=== WRITTEN REQUEST ===
Copy all of the records below verbatim.

=== DATA SUPPLIED ===
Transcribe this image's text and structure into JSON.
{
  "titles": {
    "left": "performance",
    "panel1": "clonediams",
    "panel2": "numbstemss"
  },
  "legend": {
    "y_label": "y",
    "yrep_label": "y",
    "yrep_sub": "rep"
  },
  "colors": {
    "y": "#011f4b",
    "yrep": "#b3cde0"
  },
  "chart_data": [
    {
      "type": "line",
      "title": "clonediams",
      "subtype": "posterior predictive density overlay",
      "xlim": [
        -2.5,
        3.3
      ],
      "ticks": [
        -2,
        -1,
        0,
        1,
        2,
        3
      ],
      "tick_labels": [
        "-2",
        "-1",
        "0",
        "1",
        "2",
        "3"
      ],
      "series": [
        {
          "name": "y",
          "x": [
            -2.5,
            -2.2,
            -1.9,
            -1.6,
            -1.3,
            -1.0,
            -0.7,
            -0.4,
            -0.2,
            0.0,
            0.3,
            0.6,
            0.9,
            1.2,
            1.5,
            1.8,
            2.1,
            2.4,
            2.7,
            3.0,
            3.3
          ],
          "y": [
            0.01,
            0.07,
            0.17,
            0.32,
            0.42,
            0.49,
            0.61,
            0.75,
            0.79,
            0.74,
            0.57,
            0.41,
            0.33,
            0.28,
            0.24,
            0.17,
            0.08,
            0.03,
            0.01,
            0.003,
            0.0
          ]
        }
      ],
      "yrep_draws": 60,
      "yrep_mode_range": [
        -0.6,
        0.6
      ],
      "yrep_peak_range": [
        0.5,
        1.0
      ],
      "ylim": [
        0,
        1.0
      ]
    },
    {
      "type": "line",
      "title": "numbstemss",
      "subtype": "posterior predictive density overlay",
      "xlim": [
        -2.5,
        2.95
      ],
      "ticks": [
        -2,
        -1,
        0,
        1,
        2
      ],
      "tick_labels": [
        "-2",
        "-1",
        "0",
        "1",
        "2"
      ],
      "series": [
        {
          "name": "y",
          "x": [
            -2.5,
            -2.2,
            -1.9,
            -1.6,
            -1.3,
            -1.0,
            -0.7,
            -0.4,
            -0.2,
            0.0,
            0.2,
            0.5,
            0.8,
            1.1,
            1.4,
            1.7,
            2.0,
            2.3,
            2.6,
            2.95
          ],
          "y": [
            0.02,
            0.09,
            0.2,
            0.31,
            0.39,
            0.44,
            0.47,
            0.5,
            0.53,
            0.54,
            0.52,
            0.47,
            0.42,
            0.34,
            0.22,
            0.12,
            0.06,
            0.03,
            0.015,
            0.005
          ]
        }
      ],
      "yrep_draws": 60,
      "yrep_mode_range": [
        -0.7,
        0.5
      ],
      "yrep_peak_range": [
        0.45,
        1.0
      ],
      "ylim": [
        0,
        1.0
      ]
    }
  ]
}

=== FINAL RESULT ===
Transcribe this image's text and structure into JSON.
{
  "titles": {
    "left": "performance",
    "panel1": "clonediams",
    "panel2": "numbstemss"
  },
  "legend": {
    "y_label": "y",
    "yrep_label": "y",
    "yrep_sub": "rep"
  },
  "colors": {
    "y": "#011f4b",
    "yrep": "#b3cde0"
  },
  "chart_data": [
    {
      "type": "line",
      "title": "clonediams",
      "subtype": "posterior predictive density overlay",
      "xlim": [
        -2.5,
        3.3
      ],
      "ticks": [
        -2,
        -1,
        0,
        1,
        2,
        3
      ],
      "tick_labels": [
        "-2",
        "-1",
        "0",
        "1",
        "2",
        "3"
      ],
      "series": [
        {
          "name": "y",
          "x": [
            -2.5,
            -2.2,
            -1.9,
            -1.6,
            -1.3,
            -1.0,
            -0.7,
            -0.4,
            -0.2,
            0.0,
            0.3,
            0.6,
            0.9,
            1.2,
            1.5,
            1.8,
            2.1,
            2.4,
            2.7,
            3.0,
            3.3
          ],
          "y": [
            0.01,
            0.07,
            0.17,
            0.32,
            0.42,
            0.49,
            0.61,
            0.75,
            0.79,
            0.74,
            0.57,
            0.41,
            0.33,
            0.28,
            0.24,
            0.17,
            0.08,
            0.03,
            0.01,
            0.003,
            0.0
          ]
        }
      ],
      "yrep_draws": 60,
      "yrep_mode_range": [
        -0.6,
        0.6
      ],
      "yrep_peak_range": [
        0.5,
        1.0
      ],
      "ylim": [
        0,
        1.0
      ]
    },
    {
      "type": "line",
      "title": "numbstemss",
      "subtype": "posterior predictive density overlay",
      "xlim": [
        -2.5,
        2.95
      ],
      "ticks": [
        -2,
        -1,
        0,
        1,
        2
      ],
      "tick_labels": [
        "-2",
        "-1",
        "0",
        "1",
        "2"
      ],
      "series": [
        {
          "name": "y",
          "x": [
            -2.5,
            -2.2,
            -1.9,
            -1.6,
            -1.3,
            -1.0,
            -0.7,
            -0.4,
            -0.2,
            0.0,
            0.2,
            0.5,
            0.8,
            1.1,
            1.4,
            1.7,
            2.0,
            2.3,
            2.6,
            2.95
          ],
          "y": [
            0.02,
            0.09,
            0.2,
            0.31,
            0.39,
            0.44,
            0.47,
            0.5,
            0.53,
            0.54,
            0.52,
            0.47,
            0.42,
            0.34,
            0.22,
            0.12,
            0.06,
            0.03,
            0.015,
            0.005
          ]
        }
      ],
      "yrep_draws": 60,
      "yrep_mode_range": [
        -0.7,
        0.5
      ],
      "yrep_peak_range": [
        0.45,
        1.0
      ],
      "ylim": [
        0,
        1.0
      ]
    }
  ]
}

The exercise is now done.